- AIM: Copy out each line exactly as it appears.

- PROVIDED ENTRIES:
= = = = =
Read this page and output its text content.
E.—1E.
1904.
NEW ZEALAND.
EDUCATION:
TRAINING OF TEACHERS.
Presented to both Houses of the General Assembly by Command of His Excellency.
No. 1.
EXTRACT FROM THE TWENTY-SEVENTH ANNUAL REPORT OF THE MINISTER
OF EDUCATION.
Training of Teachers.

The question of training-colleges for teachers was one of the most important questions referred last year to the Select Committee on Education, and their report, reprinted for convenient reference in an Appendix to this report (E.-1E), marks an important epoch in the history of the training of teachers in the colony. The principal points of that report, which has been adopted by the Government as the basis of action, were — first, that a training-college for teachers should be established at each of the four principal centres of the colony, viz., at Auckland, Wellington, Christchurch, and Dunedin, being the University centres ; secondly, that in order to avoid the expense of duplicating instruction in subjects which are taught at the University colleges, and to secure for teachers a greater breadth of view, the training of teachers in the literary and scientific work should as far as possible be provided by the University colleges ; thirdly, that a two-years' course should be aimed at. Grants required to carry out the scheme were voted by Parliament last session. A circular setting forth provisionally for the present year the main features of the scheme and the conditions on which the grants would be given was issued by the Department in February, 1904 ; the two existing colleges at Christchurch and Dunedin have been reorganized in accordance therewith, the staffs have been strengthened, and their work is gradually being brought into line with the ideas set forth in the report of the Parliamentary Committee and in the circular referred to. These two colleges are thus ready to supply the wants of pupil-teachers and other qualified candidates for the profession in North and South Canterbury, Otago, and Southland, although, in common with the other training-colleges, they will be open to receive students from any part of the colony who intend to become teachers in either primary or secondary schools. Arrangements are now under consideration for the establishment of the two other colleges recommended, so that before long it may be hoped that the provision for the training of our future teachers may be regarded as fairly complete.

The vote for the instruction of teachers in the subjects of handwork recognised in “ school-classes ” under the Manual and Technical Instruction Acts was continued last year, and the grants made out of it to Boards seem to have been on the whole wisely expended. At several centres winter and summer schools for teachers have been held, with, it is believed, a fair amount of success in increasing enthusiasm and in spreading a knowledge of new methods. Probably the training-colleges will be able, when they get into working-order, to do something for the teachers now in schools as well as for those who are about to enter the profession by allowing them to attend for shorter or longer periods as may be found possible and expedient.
= = = = =
- REPLY TO THE TASK:
Read this page and output its text content.
E.—1E.
1904.
NEW ZEALAND.
EDUCATION:
TRAINING OF TEACHERS.
Presented to both Houses of the General Assembly by Command of His Excellency.
No. 1.
EXTRACT FROM THE TWENTY-SEVENTH ANNUAL REPORT OF THE MINISTER
OF EDUCATION.
Training of Teachers.

The question of training-colleges for teachers was one of the most important questions referred last year to the Select Committee on Education, and their report, reprinted for convenient reference in an Appendix to this report (E.-1E), marks an important epoch in the history of the training of teachers in the colony. The principal points of that report, which has been adopted by the Government as the basis of action, were — first, that a training-college for teachers should be established at each of the four principal centres of the colony, viz., at Auckland, Wellington, Christchurch, and Dunedin, being the University centres ; secondly, that in order to avoid the expense of duplicating instruction in subjects which are taught at the University colleges, and to secure for teachers a greater breadth of view, the training of teachers in the literary and scientific work should as far as possible be provided by the University colleges ; thirdly, that a two-years' course should be aimed at. Grants required to carry out the scheme were voted by Parliament last session. A circular setting forth provisionally for the present year the main features of the scheme and the conditions on which the grants would be given was issued by the Department in February, 1904 ; the two existing colleges at Christchurch and Dunedin have been reorganized in accordance therewith, the staffs have been strengthened, and their work is gradually being brought into line with the ideas set forth in the report of the Parliamentary Committee and in the circular referred to. These two colleges are thus ready to supply the wants of pupil-teachers and other qualified candidates for the profession in North and South Canterbury, Otago, and Southland, although, in common with the other training-colleges, they will be open to receive students from any part of the colony who intend to become teachers in either primary or secondary schools. Arrangements are now under consideration for the establishment of the two other colleges recommended, so that before long it may be hoped that the provision for the training of our future teachers may be regarded as fairly complete.

The vote for the instruction of teachers in the subjects of handwork recognised in “ school-classes ” under the Manual and Technical Instruction Acts was continued last year, and the grants made out of it to Boards seem to have been on the whole wisely expended. At several centres winter and summer schools for teachers have been held, with, it is believed, a fair amount of success in increasing enthusiasm and in spreading a knowledge of new methods. Probably the training-colleges will be able, when they get into working-order, to do something for the teachers now in schools as well as for those who are about to enter the profession by allowing them to attend for shorter or longer periods as may be found possible and expedient.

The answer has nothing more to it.